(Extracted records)

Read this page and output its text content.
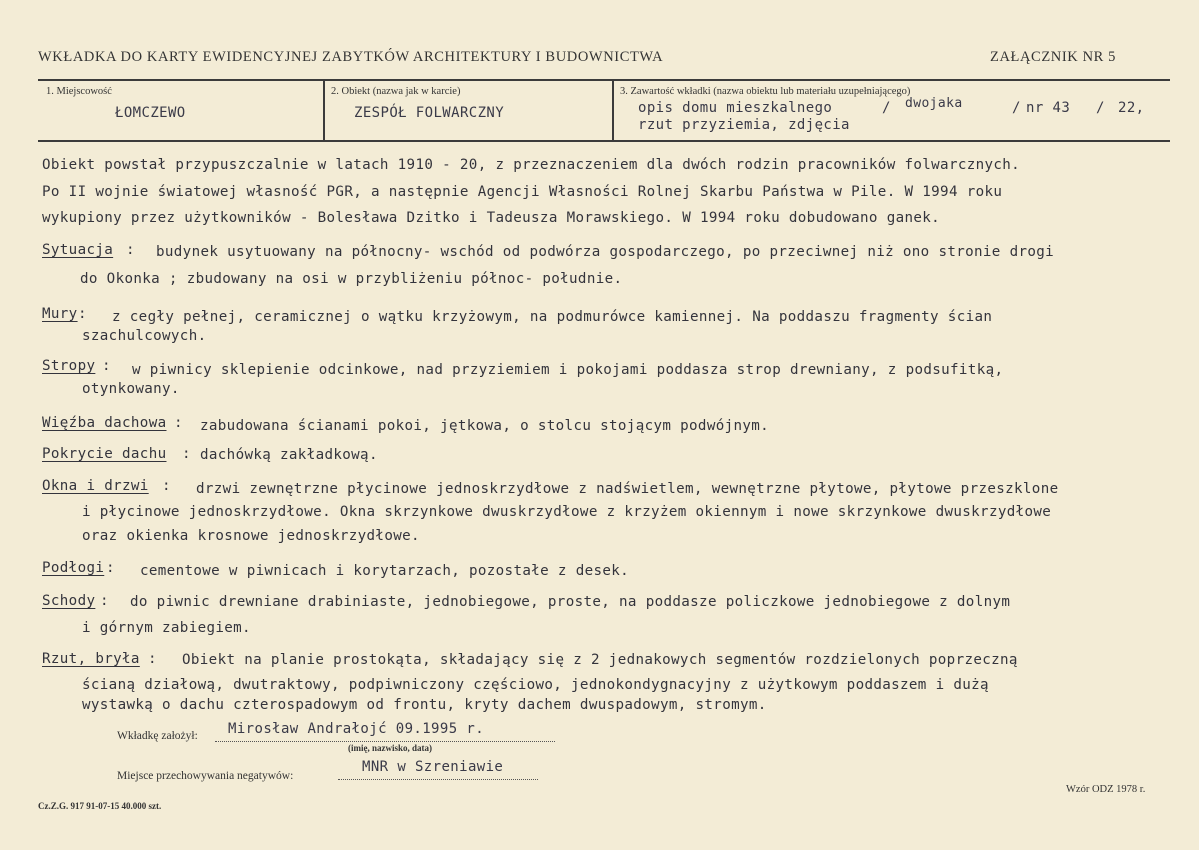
WKŁADKA DO KARTY EWIDENCYJNEJ ZABYTKÓW ARCHITEKTURY I BUDOWNICTWA	ZAŁĄCZNIK NR 5
1. Miejscowość
ŁOMCZEWO
2. Obiekt (nazwa jak w karcie)
ZESPÓŁ FOLWARCZNY
3. Zawartość wkładki (nazwa obiektu lub materiału uzupełniającego)
opis domu mieszkalnego	/ dwojaka	/ nr 43 / 22,
rzut przyziemia, zdjęcia
Obiekt powstał przypuszczalnie w latach 1910 - 20, z przeznaczeniem dla dwóch rodzin pracowników folwarcznych.
Po II wojnie światowej własność PGR, a następnie Agencji Własności Rolnej Skarbu Państwa w Pile. W 1994 roku
wykupiony przez użytkowników - Bolesława Dzitko i Tadeusza Morawskiego. W 1994 roku dobudowano ganek.
Sytuacja : budynek usytuowany na północny- wschód od podwórza gospodarczego, po przeciwnej niż ono stronie drogi
do Okonka ; zbudowany na osi w przybliżeniu północ- południe.
Mury : z cegły pełnej, ceramicznej o wątku krzyżowym, na podmurówce kamiennej. Na poddaszu fragmenty ścian
szachulcowych.
Stropy : w piwnicy sklepienie odcinkowe, nad przyziemiem i pokojami poddasza strop drewniany, z podsufitką,
otynkowany.
Więźba dachowa : zabudowana ścianami pokoi, jętkowa, o stolcu stojącym podwójnym.
Pokrycie dachu : dachówką zakładkową.
Okna i drzwi : drzwi zewnętrzne płycinowe jednoskrzydłowe z nadświetlem, wewnętrzne płytowe, płytowe przeszklone
i płycinowe jednoskrzydłowe. Okna skrzynkowe dwuskrzydłowe z krzyżem okiennym i nowe skrzynkowe dwuskrzydłowe
oraz okienka krosnowe jednoskrzydłowe.
Podłogi : cementowe w piwnicach i korytarzach, pozostałe z desek.
Schody : do piwnic drewniane drabiniaste, jednobiegowe, proste, na poddasze policzkowe jednobiegowe z dolnym
i górnym zabiegiem.
Rzut, bryła : Obiekt na planie prostokąta, składający się z 2 jednakowych segmentów rozdzielonych poprzeczną
ścianą działową, dwutraktowy, podpiwniczony częściowo, jednokondygnacyjny z użytkowym poddaszem i dużą
wystawką o dachu czterospadowym od frontu, kryty dachem dwuspadowym, stromym.
Wkładkę założył: Mirosław Andrałojć 09.1995 r.
(imię, nazwisko, data)
Miejsce przechowywania negatywów:
MNR w Szreniawie
Cz.Z.G. 917 91-07-15 40.000 szt.
Wzór ODZ 1978 r.
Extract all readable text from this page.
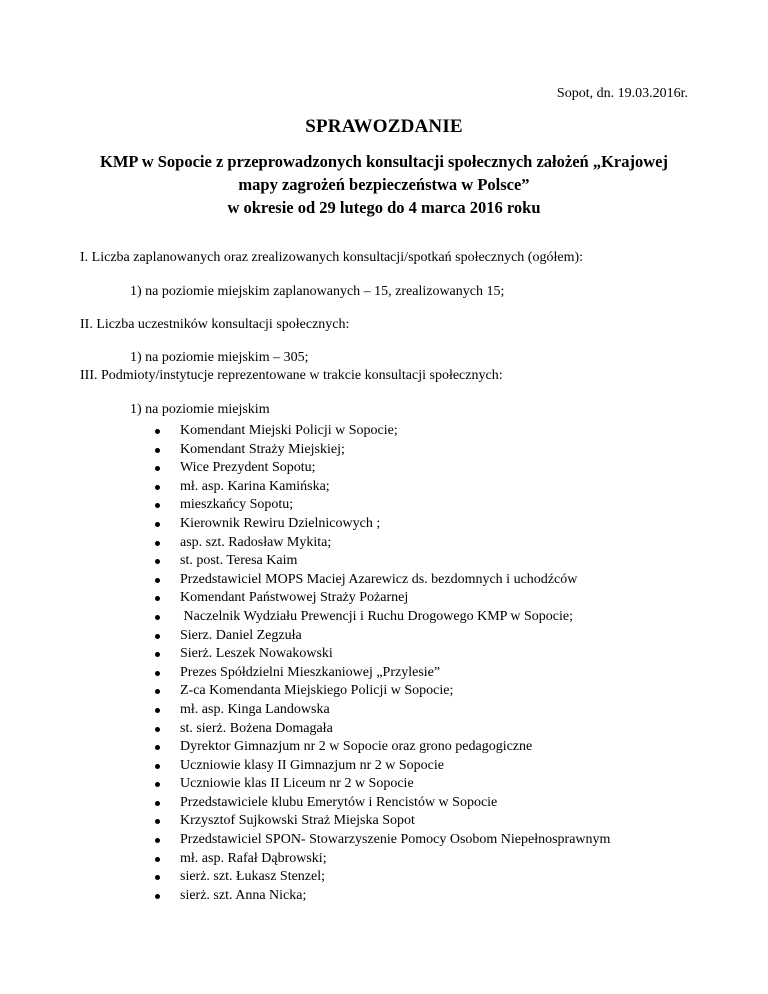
Sopot, dn. 19.03.2016r.
SPRAWOZDANIE
KMP w Sopocie z przeprowadzonych konsultacji społecznych założeń „Krajowej
mapy zagrożeń bezpieczeństwa w Polsce”
w okresie od 29 lutego do 4 marca 2016 roku
I. Liczba zaplanowanych oraz zrealizowanych konsultacji/spotkań społecznych (ogółem):
1) na poziomie miejskim zaplanowanych – 15, zrealizowanych 15;
II. Liczba uczestników konsultacji społecznych:
1) na poziomie miejskim – 305;
III. Podmioty/instytucje reprezentowane w trakcie konsultacji społecznych:
1) na poziomie miejskim
Komendant Miejski Policji w Sopocie;
Komendant Straży Miejskiej;
Wice Prezydent Sopotu;
mł. asp. Karina Kamińska;
mieszkańcy Sopotu;
Kierownik Rewiru Dzielnicowych ;
asp. szt. Radosław Mykita;
st. post. Teresa Kaim
Przedstawiciel MOPS Maciej Azarewicz ds. bezdomnych i uchodźców
Komendant Państwowej Straży Pożarnej
Naczelnik Wydziału Prewencji i Ruchu Drogowego KMP w Sopocie;
Sierz. Daniel Zegzuła
Sierż. Leszek Nowakowski
Prezes Spółdzielni Mieszkaniowej „Przylesie”
Z-ca Komendanta Miejskiego Policji w Sopocie;
mł. asp. Kinga Landowska
st. sierż. Bożena Domagała
Dyrektor Gimnazjum nr 2 w Sopocie oraz grono pedagogiczne
Uczniowie klasy II Gimnazjum nr 2 w Sopocie
Uczniowie klas II Liceum nr 2 w Sopocie
Przedstawiciele klubu Emerytów i Rencistów w Sopocie
Krzysztof Sujkowski Straż Miejska Sopot
Przedstawiciel SPON- Stowarzyszenie Pomocy Osobom Niepełnosprawnym
mł. asp. Rafał Dąbrowski;
sierż. szt. Łukasz Stenzel;
sierż. szt. Anna Nicka;
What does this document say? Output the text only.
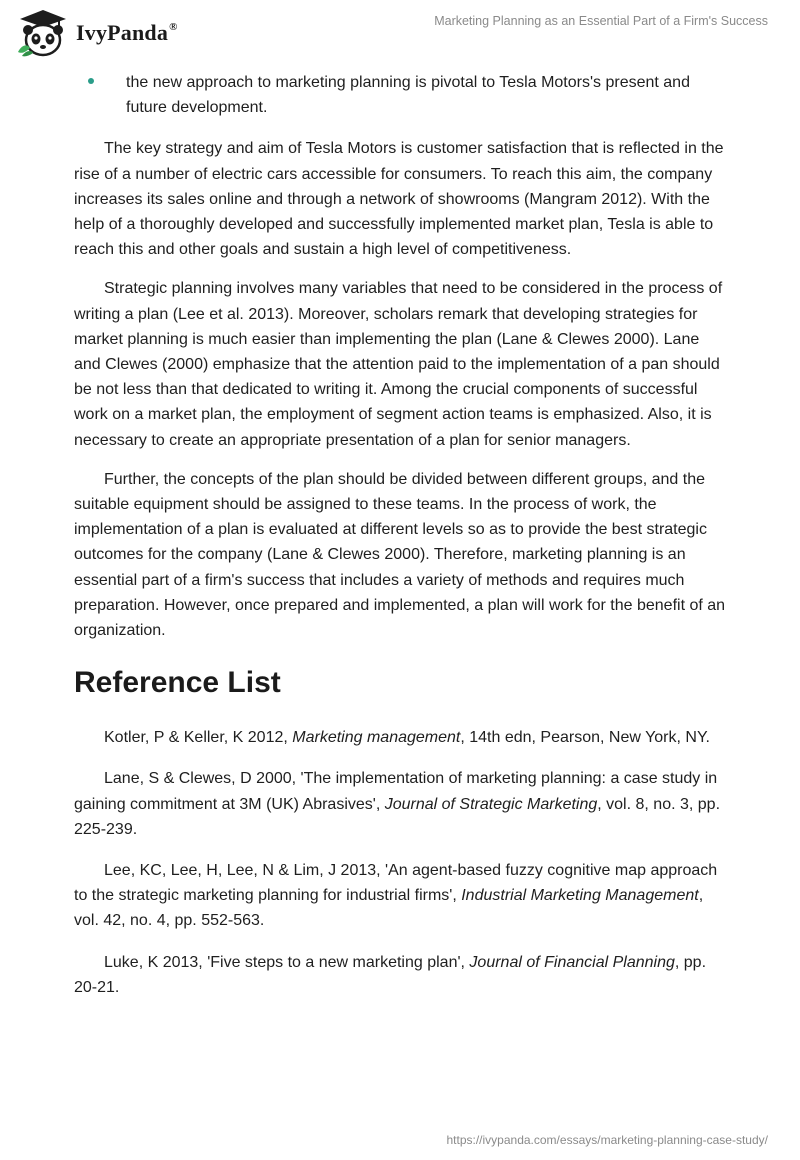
IvyPanda®	Marketing Planning as an Essential Part of a Firm's Success
the new approach to marketing planning is pivotal to Tesla Motors's present and future development.

The key strategy and aim of Tesla Motors is customer satisfaction that is reflected in the rise of a number of electric cars accessible for consumers. To reach this aim, the company increases its sales online and through a network of showrooms (Mangram 2012). With the help of a thoroughly developed and successfully implemented market plan, Tesla is able to reach this and other goals and sustain a high level of competitiveness.

Strategic planning involves many variables that need to be considered in the process of writing a plan (Lee et al. 2013). Moreover, scholars remark that developing strategies for market planning is much easier than implementing the plan (Lane & Clewes 2000). Lane and Clewes (2000) emphasize that the attention paid to the implementation of a pan should be not less than that dedicated to writing it. Among the crucial components of successful work on a market plan, the employment of segment action teams is emphasized. Also, it is necessary to create an appropriate presentation of a plan for senior managers.

Further, the concepts of the plan should be divided between different groups, and the suitable equipment should be assigned to these teams. In the process of work, the implementation of a plan is evaluated at different levels so as to provide the best strategic outcomes for the company (Lane & Clewes 2000). Therefore, marketing planning is an essential part of a firm's success that includes a variety of methods and requires much preparation. However, once prepared and implemented, a plan will work for the benefit of an organization.

Reference List

Kotler, P & Keller, K 2012, Marketing management, 14th edn, Pearson, New York, NY.

Lane, S & Clewes, D 2000, 'The implementation of marketing planning: a case study in gaining commitment at 3M (UK) Abrasives', Journal of Strategic Marketing, vol. 8, no. 3, pp. 225-239.

Lee, KC, Lee, H, Lee, N & Lim, J 2013, 'An agent-based fuzzy cognitive map approach to the strategic marketing planning for industrial firms', Industrial Marketing Management, vol. 42, no. 4, pp. 552-563.

Luke, K 2013, 'Five steps to a new marketing plan', Journal of Financial Planning, pp. 20-21.

https://ivypanda.com/essays/marketing-planning-case-study/
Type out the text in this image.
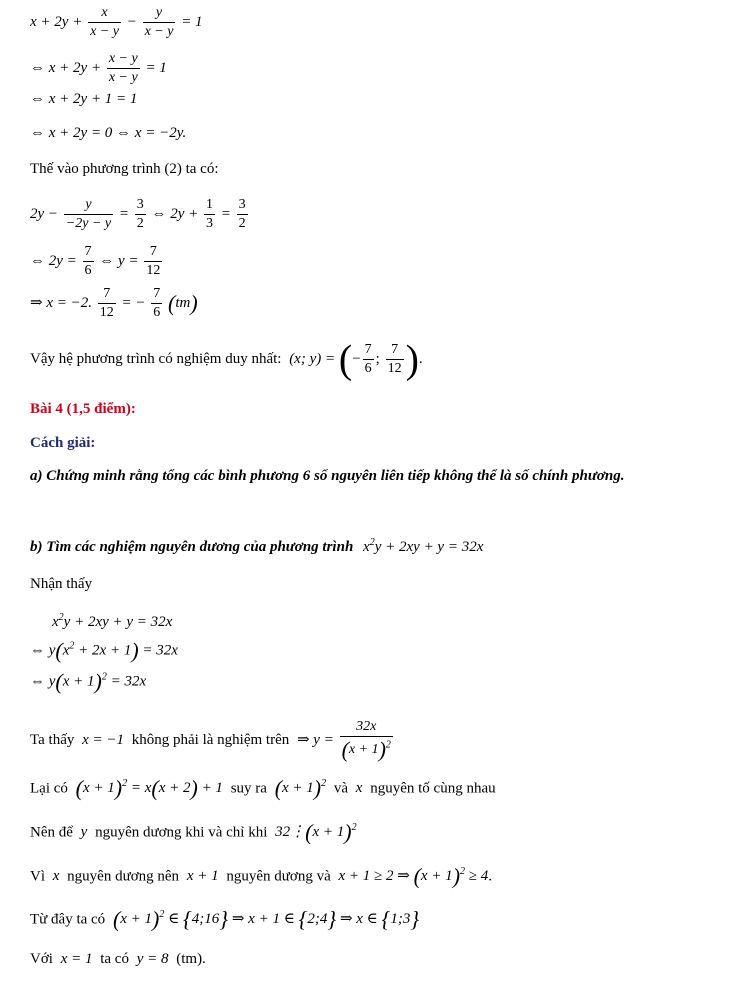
$x + 2y + \frac{x}{x - y} - \frac{y}{x - y} = 1$
⇔ $x + 2y + \frac{x - y}{x - y} = 1$
⇔ x + 2y + 1 = 1
⇔ x + 2y = 0 ⇔ x = −2y.
Thế vào phương trình (2) ta có:
$2y - \frac{y}{-2y - y} = \frac{3}{2}$ ⇔ $2y + \frac{1}{3} = \frac{3}{2}$
⇔ $2y = \frac{7}{6}$ ⇔ $y = \frac{7}{12}$
⇒ x = −2. $\frac{7}{12}$ = − $\frac{7}{6} (tm)$
Vậy hệ phương trình có nghiệm duy nhất: (x; y) = (− $\frac{7}{6}$ ; $\frac{7}{12}$ ).
Bài 4 (1,5 điểm):
Cách giải:
a) Chứng minh rằng tổng các bình phương 6 số nguyên liên tiếp không thể là số chính phương.
b) Tìm các nghiệm nguyên dương của phương trình $x^2y + 2xy + y = 32x$
Nhận thấy
$x^2y + 2xy + y = 32x$
⇔ $y(x^2 + 2x + 1) = 32x$
⇔ $y(x + 1)^2 = 32x$
Ta thấy x = −1 không phải là nghiệm trên ⇒ $y = \frac{32x}{(x + 1)^2}$
Lại có $(x + 1)^2 = x(x + 2) + 1$ suy ra $(x + 1)^2$ và x nguyên tố cùng nhau
Nên để y nguyên dương khi và chỉ khi 32⋮(x + 1)$^2$
Vì x nguyên dương nên x + 1 nguyên dương và x + 1 ≥ 2 ⇒ $(x + 1)^2 \ge 4$.
Từ đây ta có $(x + 1)^2$ ∈ {4;16} ⇒ x + 1 ∈ {2;4} ⇒ x ∈ {1;3}
Với x = 1 ta có y = 8 (tm).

REQUIREMENTS - Copy nothing outside the span: please output the lines from the one with "Type out the text in this image." through the end of the entries above, and skip the pictures.

CORRECT RESPONSE -
Type out the text in this image.
$x + 2y + \frac{x}{x - y} - \frac{y}{x - y} = 1$
⇔ $x + 2y + \frac{x - y}{x - y} = 1$
⇔ x + 2y + 1 = 1
⇔ x + 2y = 0 ⇔ x = −2y.
Thế vào phương trình (2) ta có:
$2y - \frac{y}{-2y - y} = \frac{3}{2}$ ⇔ $2y + \frac{1}{3} = \frac{3}{2}$
⇔ $2y = \frac{7}{6}$ ⇔ $y = \frac{7}{12}$
⇒ x = −2. $\frac{7}{12}$ = − $\frac{7}{6} (tm)$
Vậy hệ phương trình có nghiệm duy nhất: (x; y) = (− $\frac{7}{6}$ ; $\frac{7}{12}$ ).
Bài 4 (1,5 điểm):
Cách giải:
a) Chứng minh rằng tổng các bình phương 6 số nguyên liên tiếp không thể là số chính phương.
b) Tìm các nghiệm nguyên dương của phương trình $x^2y + 2xy + y = 32x$
Nhận thấy
$x^2y + 2xy + y = 32x$
⇔ $y(x^2 + 2x + 1) = 32x$
⇔ $y(x + 1)^2 = 32x$
Ta thấy x = −1 không phải là nghiệm trên ⇒ $y = \frac{32x}{(x + 1)^2}$
Lại có $(x + 1)^2 = x(x + 2) + 1$ suy ra $(x + 1)^2$ và x nguyên tố cùng nhau
Nên để y nguyên dương khi và chỉ khi 32⋮(x + 1)$^2$
Vì x nguyên dương nên x + 1 nguyên dương và x + 1 ≥ 2 ⇒ $(x + 1)^2 \ge 4$.
Từ đây ta có $(x + 1)^2$ ∈ {4;16} ⇒ x + 1 ∈ {2;4} ⇒ x ∈ {1;3}
Với x = 1 ta có y = 8 (tm).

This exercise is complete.